## [Directive]
Make an exact copy of the entries below with the pictures removed.

Data entries for graphics:
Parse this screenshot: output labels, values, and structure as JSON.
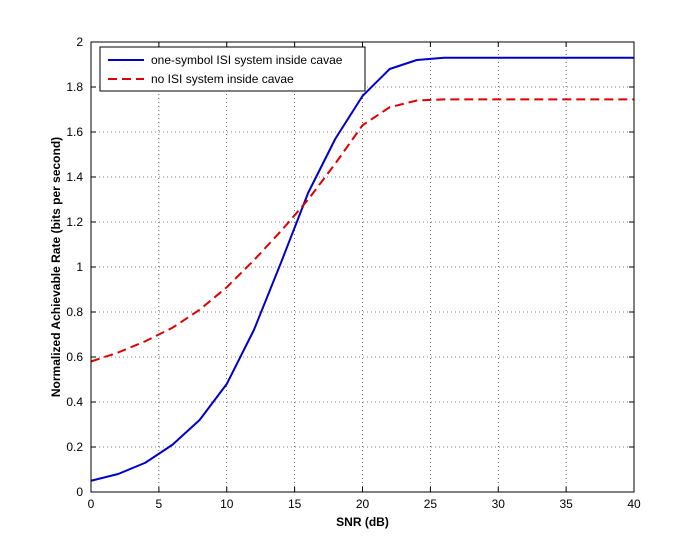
{
  "chart_data": {
    "type": "line",
    "title": "",
    "xlabel": "SNR (dB)",
    "ylabel": "Normalized Achievable Rate (bits per second)",
    "xlim": [
      0,
      40
    ],
    "ylim": [
      0,
      2
    ],
    "xticks": [
      0,
      5,
      10,
      15,
      20,
      25,
      30,
      35,
      40
    ],
    "yticks": [
      0,
      0.2,
      0.4,
      0.6,
      0.8,
      1,
      1.2,
      1.4,
      1.6,
      1.8,
      2
    ],
    "grid": "dotted",
    "legend_position": "top-left",
    "series": [
      {
        "name": "one-symbol ISI system inside cavae",
        "color": "#0000cc",
        "style": "solid",
        "x": [
          0,
          2,
          4,
          6,
          8,
          10,
          12,
          14,
          16,
          18,
          20,
          22,
          24,
          26,
          28,
          30,
          32,
          34,
          36,
          38,
          40
        ],
        "y": [
          0.05,
          0.08,
          0.13,
          0.21,
          0.32,
          0.48,
          0.72,
          1.02,
          1.33,
          1.57,
          1.76,
          1.88,
          1.92,
          1.93,
          1.93,
          1.93,
          1.93,
          1.93,
          1.93,
          1.93,
          1.93
        ]
      },
      {
        "name": "no ISI system inside cavae",
        "color": "#dd0000",
        "style": "dashed",
        "x": [
          0,
          2,
          4,
          6,
          8,
          10,
          12,
          14,
          16,
          18,
          20,
          22,
          24,
          26,
          28,
          30,
          32,
          34,
          36,
          38,
          40
        ],
        "y": [
          0.58,
          0.62,
          0.67,
          0.73,
          0.81,
          0.91,
          1.03,
          1.16,
          1.3,
          1.46,
          1.63,
          1.71,
          1.74,
          1.745,
          1.745,
          1.745,
          1.745,
          1.745,
          1.745,
          1.745,
          1.745
        ]
      }
    ]
  }
}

## [Solution for this task]
Parse this screenshot: output labels, values, and structure as JSON.
{
  "chart_data": {
    "type": "line",
    "title": "",
    "xlabel": "SNR (dB)",
    "ylabel": "Normalized Achievable Rate (bits per second)",
    "xlim": [
      0,
      40
    ],
    "ylim": [
      0,
      2
    ],
    "xticks": [
      0,
      5,
      10,
      15,
      20,
      25,
      30,
      35,
      40
    ],
    "yticks": [
      0,
      0.2,
      0.4,
      0.6,
      0.8,
      1,
      1.2,
      1.4,
      1.6,
      1.8,
      2
    ],
    "grid": "dotted",
    "legend_position": "top-left",
    "series": [
      {
        "name": "one-symbol ISI system inside cavae",
        "color": "#0000cc",
        "style": "solid",
        "x": [
          0,
          2,
          4,
          6,
          8,
          10,
          12,
          14,
          16,
          18,
          20,
          22,
          24,
          26,
          28,
          30,
          32,
          34,
          36,
          38,
          40
        ],
        "y": [
          0.05,
          0.08,
          0.13,
          0.21,
          0.32,
          0.48,
          0.72,
          1.02,
          1.33,
          1.57,
          1.76,
          1.88,
          1.92,
          1.93,
          1.93,
          1.93,
          1.93,
          1.93,
          1.93,
          1.93,
          1.93
        ]
      },
      {
        "name": "no ISI system inside cavae",
        "color": "#dd0000",
        "style": "dashed",
        "x": [
          0,
          2,
          4,
          6,
          8,
          10,
          12,
          14,
          16,
          18,
          20,
          22,
          24,
          26,
          28,
          30,
          32,
          34,
          36,
          38,
          40
        ],
        "y": [
          0.58,
          0.62,
          0.67,
          0.73,
          0.81,
          0.91,
          1.03,
          1.16,
          1.3,
          1.46,
          1.63,
          1.71,
          1.74,
          1.745,
          1.745,
          1.745,
          1.745,
          1.745,
          1.745,
          1.745,
          1.745
        ]
      }
    ]
  }
}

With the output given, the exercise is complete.